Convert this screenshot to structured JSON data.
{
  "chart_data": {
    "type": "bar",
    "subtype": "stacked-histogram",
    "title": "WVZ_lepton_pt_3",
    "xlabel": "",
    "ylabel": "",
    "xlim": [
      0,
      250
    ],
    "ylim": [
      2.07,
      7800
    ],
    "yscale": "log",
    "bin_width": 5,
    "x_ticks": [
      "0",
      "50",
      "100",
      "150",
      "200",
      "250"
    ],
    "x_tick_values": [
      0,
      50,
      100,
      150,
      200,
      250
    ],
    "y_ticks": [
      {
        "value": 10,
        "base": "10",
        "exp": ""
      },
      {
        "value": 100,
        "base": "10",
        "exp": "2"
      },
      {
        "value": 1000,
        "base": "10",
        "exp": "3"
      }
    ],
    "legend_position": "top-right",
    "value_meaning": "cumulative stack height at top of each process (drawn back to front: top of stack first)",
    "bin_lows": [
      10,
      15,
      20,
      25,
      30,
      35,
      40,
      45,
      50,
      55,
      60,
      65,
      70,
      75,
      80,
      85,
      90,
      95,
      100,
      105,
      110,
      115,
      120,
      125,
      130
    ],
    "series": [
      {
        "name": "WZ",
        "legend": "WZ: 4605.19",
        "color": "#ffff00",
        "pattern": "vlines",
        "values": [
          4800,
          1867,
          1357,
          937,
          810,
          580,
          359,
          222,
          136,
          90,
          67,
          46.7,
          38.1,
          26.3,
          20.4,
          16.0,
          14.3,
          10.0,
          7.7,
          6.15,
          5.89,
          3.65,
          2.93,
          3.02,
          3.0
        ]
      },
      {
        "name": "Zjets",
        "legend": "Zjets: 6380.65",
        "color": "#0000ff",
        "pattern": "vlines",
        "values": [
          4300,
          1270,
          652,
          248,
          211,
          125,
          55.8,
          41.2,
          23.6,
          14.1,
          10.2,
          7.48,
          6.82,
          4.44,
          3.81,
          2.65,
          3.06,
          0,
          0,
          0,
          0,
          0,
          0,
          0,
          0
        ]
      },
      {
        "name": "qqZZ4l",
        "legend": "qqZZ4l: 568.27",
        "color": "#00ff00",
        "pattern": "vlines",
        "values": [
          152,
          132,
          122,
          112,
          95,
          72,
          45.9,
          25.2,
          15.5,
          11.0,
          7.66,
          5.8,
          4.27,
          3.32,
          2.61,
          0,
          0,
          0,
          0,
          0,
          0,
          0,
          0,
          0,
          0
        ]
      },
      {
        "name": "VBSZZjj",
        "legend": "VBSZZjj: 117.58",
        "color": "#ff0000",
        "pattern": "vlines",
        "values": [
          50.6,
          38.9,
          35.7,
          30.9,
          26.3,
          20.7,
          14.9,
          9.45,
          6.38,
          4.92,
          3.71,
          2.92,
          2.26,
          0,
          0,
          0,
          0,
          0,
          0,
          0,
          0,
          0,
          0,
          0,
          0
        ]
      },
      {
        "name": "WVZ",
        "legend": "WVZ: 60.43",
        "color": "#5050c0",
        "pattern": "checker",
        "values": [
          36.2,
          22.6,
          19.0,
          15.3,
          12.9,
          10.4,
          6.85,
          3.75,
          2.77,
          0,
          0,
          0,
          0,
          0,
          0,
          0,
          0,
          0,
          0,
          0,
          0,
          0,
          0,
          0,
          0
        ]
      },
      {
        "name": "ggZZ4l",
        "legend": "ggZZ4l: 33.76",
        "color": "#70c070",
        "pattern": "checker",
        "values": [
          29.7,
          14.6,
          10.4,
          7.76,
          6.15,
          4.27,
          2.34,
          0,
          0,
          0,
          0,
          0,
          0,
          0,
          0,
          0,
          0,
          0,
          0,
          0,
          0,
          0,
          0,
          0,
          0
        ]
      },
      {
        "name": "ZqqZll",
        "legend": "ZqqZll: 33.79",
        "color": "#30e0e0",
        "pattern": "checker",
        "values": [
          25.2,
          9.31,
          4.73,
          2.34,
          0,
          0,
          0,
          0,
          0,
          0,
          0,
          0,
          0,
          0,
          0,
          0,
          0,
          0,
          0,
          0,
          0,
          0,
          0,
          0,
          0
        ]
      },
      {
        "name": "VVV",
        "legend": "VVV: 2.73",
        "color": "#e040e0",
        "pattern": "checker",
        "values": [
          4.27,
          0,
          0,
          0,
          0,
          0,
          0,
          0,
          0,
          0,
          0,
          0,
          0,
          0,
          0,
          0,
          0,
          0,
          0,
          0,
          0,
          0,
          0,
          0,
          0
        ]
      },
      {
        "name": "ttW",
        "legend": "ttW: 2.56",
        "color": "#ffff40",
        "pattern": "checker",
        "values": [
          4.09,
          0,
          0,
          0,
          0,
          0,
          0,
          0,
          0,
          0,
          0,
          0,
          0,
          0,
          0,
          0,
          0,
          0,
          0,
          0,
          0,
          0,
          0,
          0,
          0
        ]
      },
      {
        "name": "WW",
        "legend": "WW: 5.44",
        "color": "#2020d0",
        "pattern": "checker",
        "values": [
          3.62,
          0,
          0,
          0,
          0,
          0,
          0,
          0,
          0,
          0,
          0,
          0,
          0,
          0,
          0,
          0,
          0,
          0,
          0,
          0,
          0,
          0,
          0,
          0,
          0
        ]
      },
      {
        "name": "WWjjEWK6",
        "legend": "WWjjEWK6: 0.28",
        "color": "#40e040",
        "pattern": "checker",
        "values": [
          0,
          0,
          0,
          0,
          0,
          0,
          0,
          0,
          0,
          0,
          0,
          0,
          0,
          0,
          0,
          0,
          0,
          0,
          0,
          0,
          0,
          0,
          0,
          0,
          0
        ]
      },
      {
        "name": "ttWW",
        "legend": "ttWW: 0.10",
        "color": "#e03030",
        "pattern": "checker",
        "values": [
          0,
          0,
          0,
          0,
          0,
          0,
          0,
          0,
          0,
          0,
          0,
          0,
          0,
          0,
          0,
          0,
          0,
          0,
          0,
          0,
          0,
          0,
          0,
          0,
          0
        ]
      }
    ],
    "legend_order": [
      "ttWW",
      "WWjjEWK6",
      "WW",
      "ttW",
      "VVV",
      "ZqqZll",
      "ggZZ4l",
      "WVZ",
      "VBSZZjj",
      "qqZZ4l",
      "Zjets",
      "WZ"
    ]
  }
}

▶ [JOB]
Your task is to retype all the records above with nothing left out.

▶ [IN RESPONSE]
Convert this screenshot to structured JSON data.
{
  "chart_data": {
    "type": "bar",
    "subtype": "stacked-histogram",
    "title": "WVZ_lepton_pt_3",
    "xlabel": "",
    "ylabel": "",
    "xlim": [
      0,
      250
    ],
    "ylim": [
      2.07,
      7800
    ],
    "yscale": "log",
    "bin_width": 5,
    "x_ticks": [
      "0",
      "50",
      "100",
      "150",
      "200",
      "250"
    ],
    "x_tick_values": [
      0,
      50,
      100,
      150,
      200,
      250
    ],
    "y_ticks": [
      {
        "value": 10,
        "base": "10",
        "exp": ""
      },
      {
        "value": 100,
        "base": "10",
        "exp": "2"
      },
      {
        "value": 1000,
        "base": "10",
        "exp": "3"
      }
    ],
    "legend_position": "top-right",
    "value_meaning": "cumulative stack height at top of each process (drawn back to front: top of stack first)",
    "bin_lows": [
      10,
      15,
      20,
      25,
      30,
      35,
      40,
      45,
      50,
      55,
      60,
      65,
      70,
      75,
      80,
      85,
      90,
      95,
      100,
      105,
      110,
      115,
      120,
      125,
      130
    ],
    "series": [
      {
        "name": "WZ",
        "legend": "WZ: 4605.19",
        "color": "#ffff00",
        "pattern": "vlines",
        "values": [
          4800,
          1867,
          1357,
          937,
          810,
          580,
          359,
          222,
          136,
          90,
          67,
          46.7,
          38.1,
          26.3,
          20.4,
          16.0,
          14.3,
          10.0,
          7.7,
          6.15,
          5.89,
          3.65,
          2.93,
          3.02,
          3.0
        ]
      },
      {
        "name": "Zjets",
        "legend": "Zjets: 6380.65",
        "color": "#0000ff",
        "pattern": "vlines",
        "values": [
          4300,
          1270,
          652,
          248,
          211,
          125,
          55.8,
          41.2,
          23.6,
          14.1,
          10.2,
          7.48,
          6.82,
          4.44,
          3.81,
          2.65,
          3.06,
          0,
          0,
          0,
          0,
          0,
          0,
          0,
          0
        ]
      },
      {
        "name": "qqZZ4l",
        "legend": "qqZZ4l: 568.27",
        "color": "#00ff00",
        "pattern": "vlines",
        "values": [
          152,
          132,
          122,
          112,
          95,
          72,
          45.9,
          25.2,
          15.5,
          11.0,
          7.66,
          5.8,
          4.27,
          3.32,
          2.61,
          0,
          0,
          0,
          0,
          0,
          0,
          0,
          0,
          0,
          0
        ]
      },
      {
        "name": "VBSZZjj",
        "legend": "VBSZZjj: 117.58",
        "color": "#ff0000",
        "pattern": "vlines",
        "values": [
          50.6,
          38.9,
          35.7,
          30.9,
          26.3,
          20.7,
          14.9,
          9.45,
          6.38,
          4.92,
          3.71,
          2.92,
          2.26,
          0,
          0,
          0,
          0,
          0,
          0,
          0,
          0,
          0,
          0,
          0,
          0
        ]
      },
      {
        "name": "WVZ",
        "legend": "WVZ: 60.43",
        "color": "#5050c0",
        "pattern": "checker",
        "values": [
          36.2,
          22.6,
          19.0,
          15.3,
          12.9,
          10.4,
          6.85,
          3.75,
          2.77,
          0,
          0,
          0,
          0,
          0,
          0,
          0,
          0,
          0,
          0,
          0,
          0,
          0,
          0,
          0,
          0
        ]
      },
      {
        "name": "ggZZ4l",
        "legend": "ggZZ4l: 33.76",
        "color": "#70c070",
        "pattern": "checker",
        "values": [
          29.7,
          14.6,
          10.4,
          7.76,
          6.15,
          4.27,
          2.34,
          0,
          0,
          0,
          0,
          0,
          0,
          0,
          0,
          0,
          0,
          0,
          0,
          0,
          0,
          0,
          0,
          0,
          0
        ]
      },
      {
        "name": "ZqqZll",
        "legend": "ZqqZll: 33.79",
        "color": "#30e0e0",
        "pattern": "checker",
        "values": [
          25.2,
          9.31,
          4.73,
          2.34,
          0,
          0,
          0,
          0,
          0,
          0,
          0,
          0,
          0,
          0,
          0,
          0,
          0,
          0,
          0,
          0,
          0,
          0,
          0,
          0,
          0
        ]
      },
      {
        "name": "VVV",
        "legend": "VVV: 2.73",
        "color": "#e040e0",
        "pattern": "checker",
        "values": [
          4.27,
          0,
          0,
          0,
          0,
          0,
          0,
          0,
          0,
          0,
          0,
          0,
          0,
          0,
          0,
          0,
          0,
          0,
          0,
          0,
          0,
          0,
          0,
          0,
          0
        ]
      },
      {
        "name": "ttW",
        "legend": "ttW: 2.56",
        "color": "#ffff40",
        "pattern": "checker",
        "values": [
          4.09,
          0,
          0,
          0,
          0,
          0,
          0,
          0,
          0,
          0,
          0,
          0,
          0,
          0,
          0,
          0,
          0,
          0,
          0,
          0,
          0,
          0,
          0,
          0,
          0
        ]
      },
      {
        "name": "WW",
        "legend": "WW: 5.44",
        "color": "#2020d0",
        "pattern": "checker",
        "values": [
          3.62,
          0,
          0,
          0,
          0,
          0,
          0,
          0,
          0,
          0,
          0,
          0,
          0,
          0,
          0,
          0,
          0,
          0,
          0,
          0,
          0,
          0,
          0,
          0,
          0
        ]
      },
      {
        "name": "WWjjEWK6",
        "legend": "WWjjEWK6: 0.28",
        "color": "#40e040",
        "pattern": "checker",
        "values": [
          0,
          0,
          0,
          0,
          0,
          0,
          0,
          0,
          0,
          0,
          0,
          0,
          0,
          0,
          0,
          0,
          0,
          0,
          0,
          0,
          0,
          0,
          0,
          0,
          0
        ]
      },
      {
        "name": "ttWW",
        "legend": "ttWW: 0.10",
        "color": "#e03030",
        "pattern": "checker",
        "values": [
          0,
          0,
          0,
          0,
          0,
          0,
          0,
          0,
          0,
          0,
          0,
          0,
          0,
          0,
          0,
          0,
          0,
          0,
          0,
          0,
          0,
          0,
          0,
          0,
          0
        ]
      }
    ],
    "legend_order": [
      "ttWW",
      "WWjjEWK6",
      "WW",
      "ttW",
      "VVV",
      "ZqqZll",
      "ggZZ4l",
      "WVZ",
      "VBSZZjj",
      "qqZZ4l",
      "Zjets",
      "WZ"
    ]
  }
}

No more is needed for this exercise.